* Saved entries *
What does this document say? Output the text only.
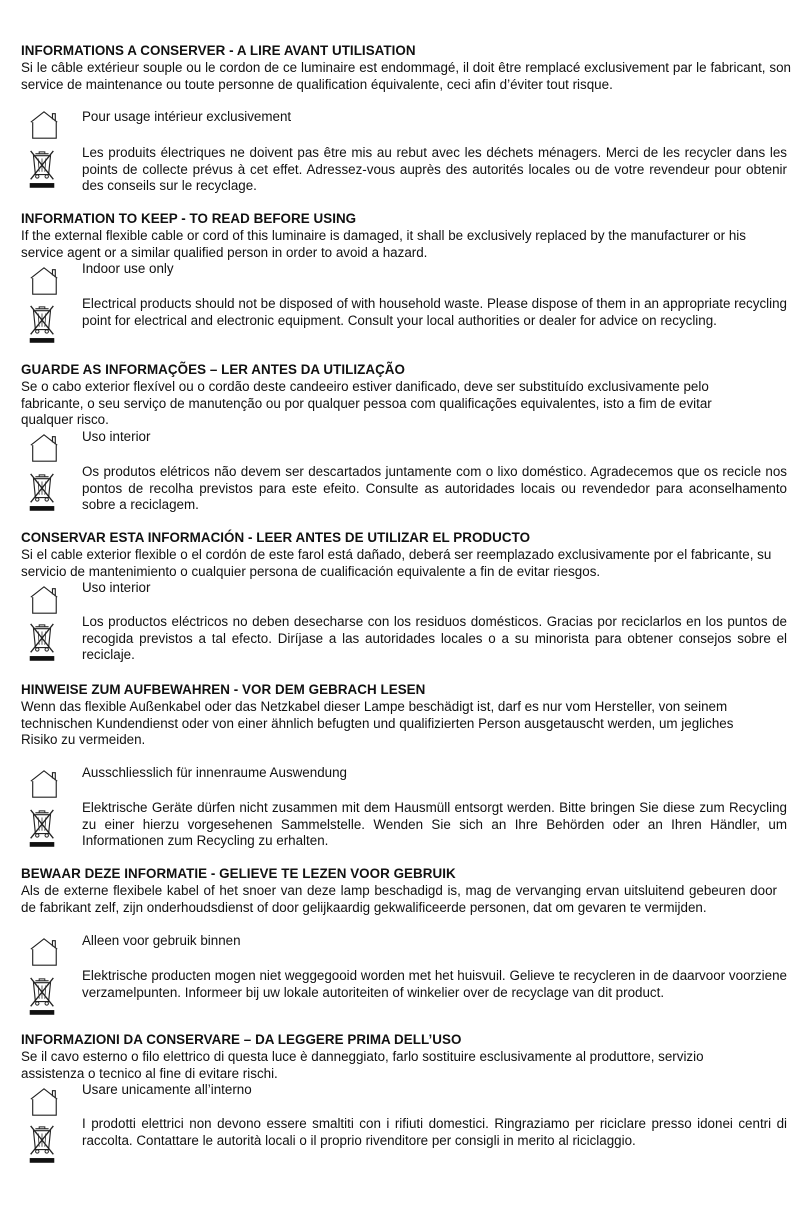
INFORMATIONS A CONSERVER - A LIRE AVANT UTILISATION
Si le câble extérieur souple ou le cordon de ce luminaire est endommagé, il doit être remplacé exclusivement par le fabricant, son service de maintenance ou toute personne de qualification équivalente, ceci afin d’éviter tout risque.
Pour usage intérieur exclusivement
Les produits électriques ne doivent pas être mis au rebut avec les déchets ménagers. Merci de les recycler dans les points de collecte prévus à cet effet. Adressez-vous auprès des autorités locales ou de votre revendeur pour obtenir des conseils sur le recyclage.
INFORMATION TO KEEP - TO READ BEFORE USING
If the external flexible cable or cord of this luminaire is damaged, it shall be exclusively replaced by the manufacturer or his service agent or a similar qualified person in order to avoid a hazard.
Indoor use only
Electrical products should not be disposed of with household waste. Please dispose of them in an appropriate recycling point for electrical and electronic equipment. Consult your local authorities or dealer for advice on recycling.
GUARDE AS INFORMAÇÕES – LER ANTES DA UTILIZAÇÃO
Se o cabo exterior flexível ou o cordão deste candeeiro estiver danificado, deve ser substituído exclusivamente pelo fabricante, o seu serviço de manutenção ou por qualquer pessoa com qualificações equivalentes, isto a fim de evitar qualquer risco.
Uso interior
Os produtos elétricos não devem ser descartados juntamente com o lixo doméstico. Agradecemos que os recicle nos pontos de recolha previstos para este efeito. Consulte as autoridades locais ou revendedor para aconselhamento sobre a reciclagem.
CONSERVAR ESTA INFORMACIÓN - LEER ANTES DE UTILIZAR EL PRODUCTO
Si el cable exterior flexible o el cordón de este farol está dañado, deberá ser reemplazado exclusivamente por el fabricante, su servicio de mantenimiento o cualquier persona de cualificación equivalente a fin de evitar riesgos.
Uso interior
Los productos eléctricos no deben desecharse con los residuos domésticos. Gracias por reciclarlos en los puntos de recogida previstos a tal efecto. Diríjase a las autoridades locales o a su minorista para obtener consejos sobre el reciclaje.
HINWEISE ZUM AUFBEWAHREN - VOR DEM GEBRACH LESEN
Wenn das flexible Außenkabel oder das Netzkabel dieser Lampe beschädigt ist, darf es nur vom Hersteller, von seinem technischen Kundendienst oder von einer ähnlich befugten und qualifizierten Person ausgetauscht werden, um jegliches Risiko zu vermeiden.
Ausschliesslich für innenraume Auswendung
Elektrische Geräte dürfen nicht zusammen mit dem Hausmüll entsorgt werden. Bitte bringen Sie diese zum Recycling zu einer hierzu vorgesehenen Sammelstelle. Wenden Sie sich an Ihre Behörden oder an Ihren Händler, um Informationen zum Recycling zu erhalten.
BEWAAR DEZE INFORMATIE - GELIEVE TE LEZEN VOOR GEBRUIK
Als de externe flexibele kabel of het snoer van deze lamp beschadigd is, mag de vervanging ervan uitsluitend gebeuren door de fabrikant zelf, zijn onderhoudsdienst of door gelijkaardig gekwalificeerde personen, dat om gevaren te vermijden.
Alleen voor gebruik binnen
Elektrische producten mogen niet weggegooid worden met het huisvuil. Gelieve te recycleren in de daarvoor voorziene verzamelpunten. Informeer bij uw lokale autoriteiten of winkelier over de recyclage van dit product.
INFORMAZIONI DA CONSERVARE – DA LEGGERE PRIMA DELL’USO
Se il cavo esterno o filo elettrico di questa luce è danneggiato, farlo sostituire esclusivamente al produttore, servizio assistenza o tecnico al fine di evitare rischi.
Usare unicamente all’interno
I prodotti elettrici non devono essere smaltiti con i rifiuti domestici. Ringraziamo per riciclare presso idonei centri di raccolta. Contattare le autorità locali o il proprio rivenditore per consigli in merito al riciclaggio.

* Directions for this task *
Where a line contains "werden", copy that line.

* Task result *
Wenn das flexible Außenkabel oder das Netzkabel dieser Lampe beschädigt ist, darf es nur vom Hersteller, von seinem technischen Kundendienst oder von einer ähnlich befugten und qualifizierten Person ausgetauscht werden, um jegliches Risiko zu vermeiden.
Elektrische Geräte dürfen nicht zusammen mit dem Hausmüll entsorgt werden. Bitte bringen Sie diese zum Recycling zu einer hierzu vorgesehenen Sammelstelle. Wenden Sie sich an Ihre Behörden oder an Ihren Händler, um Informationen zum Recycling zu erhalten.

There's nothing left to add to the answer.